Extracted data entries:
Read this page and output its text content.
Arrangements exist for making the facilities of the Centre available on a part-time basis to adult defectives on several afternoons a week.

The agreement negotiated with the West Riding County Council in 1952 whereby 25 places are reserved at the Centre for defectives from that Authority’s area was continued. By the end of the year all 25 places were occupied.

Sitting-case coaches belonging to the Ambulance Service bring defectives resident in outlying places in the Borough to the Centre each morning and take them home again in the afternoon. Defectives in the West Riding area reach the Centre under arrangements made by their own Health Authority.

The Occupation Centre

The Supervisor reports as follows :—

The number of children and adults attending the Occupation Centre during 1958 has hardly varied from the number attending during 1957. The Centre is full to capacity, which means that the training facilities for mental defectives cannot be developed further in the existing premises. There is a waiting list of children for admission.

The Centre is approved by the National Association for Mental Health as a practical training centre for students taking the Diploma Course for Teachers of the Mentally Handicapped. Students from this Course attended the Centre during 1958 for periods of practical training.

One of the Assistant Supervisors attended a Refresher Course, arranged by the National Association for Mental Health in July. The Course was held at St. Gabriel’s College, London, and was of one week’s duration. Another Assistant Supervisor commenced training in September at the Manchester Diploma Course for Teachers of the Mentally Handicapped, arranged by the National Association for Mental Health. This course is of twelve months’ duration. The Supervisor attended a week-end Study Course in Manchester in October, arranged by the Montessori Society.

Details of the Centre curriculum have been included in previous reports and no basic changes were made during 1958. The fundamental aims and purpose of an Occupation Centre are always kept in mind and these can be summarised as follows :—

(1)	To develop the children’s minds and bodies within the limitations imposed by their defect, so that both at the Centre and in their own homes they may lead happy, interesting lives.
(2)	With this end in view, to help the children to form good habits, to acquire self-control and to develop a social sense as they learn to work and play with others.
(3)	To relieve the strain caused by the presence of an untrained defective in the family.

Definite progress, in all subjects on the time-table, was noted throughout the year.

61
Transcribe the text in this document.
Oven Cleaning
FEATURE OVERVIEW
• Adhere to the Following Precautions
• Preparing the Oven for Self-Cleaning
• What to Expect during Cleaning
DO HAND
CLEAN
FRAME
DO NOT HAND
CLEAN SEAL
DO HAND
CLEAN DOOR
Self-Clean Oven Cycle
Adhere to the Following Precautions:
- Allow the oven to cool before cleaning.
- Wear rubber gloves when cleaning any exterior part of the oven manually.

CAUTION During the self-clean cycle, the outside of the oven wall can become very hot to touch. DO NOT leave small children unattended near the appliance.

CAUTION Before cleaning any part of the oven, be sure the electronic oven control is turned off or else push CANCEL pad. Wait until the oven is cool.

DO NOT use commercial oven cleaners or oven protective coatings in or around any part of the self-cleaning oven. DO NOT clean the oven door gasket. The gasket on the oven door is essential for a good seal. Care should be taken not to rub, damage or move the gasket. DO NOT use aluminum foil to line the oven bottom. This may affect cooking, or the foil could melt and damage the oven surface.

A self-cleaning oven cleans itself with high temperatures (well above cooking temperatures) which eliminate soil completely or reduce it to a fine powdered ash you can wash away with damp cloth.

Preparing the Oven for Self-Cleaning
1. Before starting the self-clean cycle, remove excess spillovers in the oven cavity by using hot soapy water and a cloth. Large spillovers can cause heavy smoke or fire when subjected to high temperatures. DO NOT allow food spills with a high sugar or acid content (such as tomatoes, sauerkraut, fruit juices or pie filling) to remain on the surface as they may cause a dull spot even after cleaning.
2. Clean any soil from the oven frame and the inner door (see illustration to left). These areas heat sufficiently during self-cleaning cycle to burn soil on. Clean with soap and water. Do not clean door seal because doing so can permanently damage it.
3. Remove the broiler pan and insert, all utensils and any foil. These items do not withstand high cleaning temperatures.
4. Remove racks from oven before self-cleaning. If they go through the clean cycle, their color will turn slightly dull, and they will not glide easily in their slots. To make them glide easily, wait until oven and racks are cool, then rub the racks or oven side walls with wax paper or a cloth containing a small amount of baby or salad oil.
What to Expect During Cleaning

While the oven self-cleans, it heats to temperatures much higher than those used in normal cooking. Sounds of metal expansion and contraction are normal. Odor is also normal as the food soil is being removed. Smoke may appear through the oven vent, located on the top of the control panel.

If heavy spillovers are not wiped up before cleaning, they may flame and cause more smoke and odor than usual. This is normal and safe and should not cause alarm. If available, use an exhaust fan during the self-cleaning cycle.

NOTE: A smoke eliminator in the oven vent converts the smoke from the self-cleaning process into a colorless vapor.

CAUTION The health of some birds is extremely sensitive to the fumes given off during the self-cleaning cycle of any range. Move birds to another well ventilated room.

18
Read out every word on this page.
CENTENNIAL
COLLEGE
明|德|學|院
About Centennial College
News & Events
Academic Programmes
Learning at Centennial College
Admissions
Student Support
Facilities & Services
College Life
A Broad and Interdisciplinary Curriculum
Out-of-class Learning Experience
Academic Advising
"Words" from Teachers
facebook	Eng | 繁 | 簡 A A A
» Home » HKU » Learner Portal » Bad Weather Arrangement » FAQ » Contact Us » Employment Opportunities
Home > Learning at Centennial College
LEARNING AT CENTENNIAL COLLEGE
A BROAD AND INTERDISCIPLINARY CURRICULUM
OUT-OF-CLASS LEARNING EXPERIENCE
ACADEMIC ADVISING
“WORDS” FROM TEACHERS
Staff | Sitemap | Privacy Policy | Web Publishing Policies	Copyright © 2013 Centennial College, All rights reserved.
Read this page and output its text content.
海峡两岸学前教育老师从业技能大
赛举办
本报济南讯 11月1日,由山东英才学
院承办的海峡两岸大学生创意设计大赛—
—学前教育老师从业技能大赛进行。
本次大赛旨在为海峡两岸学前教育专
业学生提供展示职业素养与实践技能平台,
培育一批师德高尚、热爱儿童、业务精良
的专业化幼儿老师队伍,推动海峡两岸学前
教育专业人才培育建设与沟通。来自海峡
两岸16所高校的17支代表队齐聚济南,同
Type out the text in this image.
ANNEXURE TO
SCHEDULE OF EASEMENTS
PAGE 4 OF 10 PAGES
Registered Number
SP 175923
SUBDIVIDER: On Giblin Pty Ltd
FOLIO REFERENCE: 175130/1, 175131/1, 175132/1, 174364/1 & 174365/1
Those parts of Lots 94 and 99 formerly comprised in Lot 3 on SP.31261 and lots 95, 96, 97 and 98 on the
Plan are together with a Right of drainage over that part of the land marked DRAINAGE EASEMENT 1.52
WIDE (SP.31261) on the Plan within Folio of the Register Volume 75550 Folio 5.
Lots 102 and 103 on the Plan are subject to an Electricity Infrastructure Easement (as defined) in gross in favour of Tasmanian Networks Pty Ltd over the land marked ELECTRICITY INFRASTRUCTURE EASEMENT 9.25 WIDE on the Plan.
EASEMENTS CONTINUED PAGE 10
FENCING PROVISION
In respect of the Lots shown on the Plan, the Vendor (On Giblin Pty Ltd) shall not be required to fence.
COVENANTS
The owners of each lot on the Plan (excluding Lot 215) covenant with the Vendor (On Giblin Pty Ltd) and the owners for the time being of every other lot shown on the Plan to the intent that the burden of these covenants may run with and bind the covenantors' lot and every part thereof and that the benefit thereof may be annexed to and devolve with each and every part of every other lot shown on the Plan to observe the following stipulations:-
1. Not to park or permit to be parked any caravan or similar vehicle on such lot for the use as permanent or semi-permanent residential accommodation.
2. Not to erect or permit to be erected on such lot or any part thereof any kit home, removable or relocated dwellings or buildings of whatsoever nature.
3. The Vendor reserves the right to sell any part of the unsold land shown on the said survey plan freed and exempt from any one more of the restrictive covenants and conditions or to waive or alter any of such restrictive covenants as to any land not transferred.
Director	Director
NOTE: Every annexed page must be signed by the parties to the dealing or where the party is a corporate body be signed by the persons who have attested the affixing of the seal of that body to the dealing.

- REQUEST: Go through the material above and count the lines that include "Vendor". Give the number alone.

- OUTPUT FOR THIS TASK: 3